■ Short exercise: Could you transcribe the material below exactly, without leaving out a single line?

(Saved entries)
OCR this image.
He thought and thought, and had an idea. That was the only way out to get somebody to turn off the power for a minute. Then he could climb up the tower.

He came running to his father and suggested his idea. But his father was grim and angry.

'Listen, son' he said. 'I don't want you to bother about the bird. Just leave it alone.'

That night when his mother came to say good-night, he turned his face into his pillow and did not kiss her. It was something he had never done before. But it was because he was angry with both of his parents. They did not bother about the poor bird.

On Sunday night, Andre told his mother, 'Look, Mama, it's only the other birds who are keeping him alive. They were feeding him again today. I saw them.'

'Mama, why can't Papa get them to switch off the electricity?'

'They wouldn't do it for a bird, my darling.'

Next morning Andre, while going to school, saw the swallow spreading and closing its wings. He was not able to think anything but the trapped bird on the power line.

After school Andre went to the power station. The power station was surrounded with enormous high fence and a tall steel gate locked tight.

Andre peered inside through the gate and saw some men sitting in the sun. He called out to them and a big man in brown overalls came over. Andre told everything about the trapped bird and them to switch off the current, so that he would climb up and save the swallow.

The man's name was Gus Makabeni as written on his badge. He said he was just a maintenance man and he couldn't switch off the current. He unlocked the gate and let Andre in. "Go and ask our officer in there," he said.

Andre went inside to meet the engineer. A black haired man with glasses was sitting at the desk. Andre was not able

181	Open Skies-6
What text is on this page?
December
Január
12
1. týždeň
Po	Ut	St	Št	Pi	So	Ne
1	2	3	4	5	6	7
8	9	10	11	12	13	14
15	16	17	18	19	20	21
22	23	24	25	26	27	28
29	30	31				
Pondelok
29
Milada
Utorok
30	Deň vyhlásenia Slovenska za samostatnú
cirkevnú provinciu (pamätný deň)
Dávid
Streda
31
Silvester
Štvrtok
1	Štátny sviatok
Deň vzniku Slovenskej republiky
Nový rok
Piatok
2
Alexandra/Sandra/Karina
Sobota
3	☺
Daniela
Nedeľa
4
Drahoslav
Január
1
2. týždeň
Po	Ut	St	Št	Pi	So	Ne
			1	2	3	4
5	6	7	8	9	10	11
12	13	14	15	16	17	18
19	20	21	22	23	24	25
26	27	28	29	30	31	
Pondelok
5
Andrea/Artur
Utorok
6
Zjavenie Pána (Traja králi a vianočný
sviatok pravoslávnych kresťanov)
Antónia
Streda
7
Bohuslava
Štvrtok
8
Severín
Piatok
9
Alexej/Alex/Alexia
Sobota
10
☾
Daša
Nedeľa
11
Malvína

■ Expected answer:
OCR this image.
He thought and thought, and had an idea. That was the only way out to get somebody to turn off the power for a minute. Then he could climb up the tower.

He came running to his father and suggested his idea. But his father was grim and angry.

'Listen, son' he said. 'I don't want you to bother about the bird. Just leave it alone.'

That night when his mother came to say good-night, he turned his face into his pillow and did not kiss her. It was something he had never done before. But it was because he was angry with both of his parents. They did not bother about the poor bird.

On Sunday night, Andre told his mother, 'Look, Mama, it's only the other birds who are keeping him alive. They were feeding him again today. I saw them.'

'Mama, why can't Papa get them to switch off the electricity?'

'They wouldn't do it for a bird, my darling.'

Next morning Andre, while going to school, saw the swallow spreading and closing its wings. He was not able to think anything but the trapped bird on the power line.

After school Andre went to the power station. The power station was surrounded with enormous high fence and a tall steel gate locked tight.

Andre peered inside through the gate and saw some men sitting in the sun. He called out to them and a big man in brown overalls came over. Andre told everything about the trapped bird and them to switch off the current, so that he would climb up and save the swallow.

The man's name was Gus Makabeni as written on his badge. He said he was just a maintenance man and he couldn't switch off the current. He unlocked the gate and let Andre in. "Go and ask our officer in there," he said.

Andre went inside to meet the engineer. A black haired man with glasses was sitting at the desk. Andre was not able

181	Open Skies-6
What text is on this page?
December
Január
12
1. týždeň
Po	Ut	St	Št	Pi	So	Ne
1	2	3	4	5	6	7
8	9	10	11	12	13	14
15	16	17	18	19	20	21
22	23	24	25	26	27	28
29	30	31				
Pondelok
29
Milada
Utorok
30	Deň vyhlásenia Slovenska za samostatnú
cirkevnú provinciu (pamätný deň)
Dávid
Streda
31
Silvester
Štvrtok
1	Štátny sviatok
Deň vzniku Slovenskej republiky
Nový rok
Piatok
2
Alexandra/Sandra/Karina
Sobota
3	☺
Daniela
Nedeľa
4
Drahoslav
Január
1
2. týždeň
Po	Ut	St	Št	Pi	So	Ne
			1	2	3	4
5	6	7	8	9	10	11
12	13	14	15	16	17	18
19	20	21	22	23	24	25
26	27	28	29	30	31	
Pondelok
5
Andrea/Artur
Utorok
6
Zjavenie Pána (Traja králi a vianočný
sviatok pravoslávnych kresťanov)
Antónia
Streda
7
Bohuslava
Štvrtok
8
Severín
Piatok
9
Alexej/Alex/Alexia
Sobota
10
☾
Daša
Nedeľa
11
Malvína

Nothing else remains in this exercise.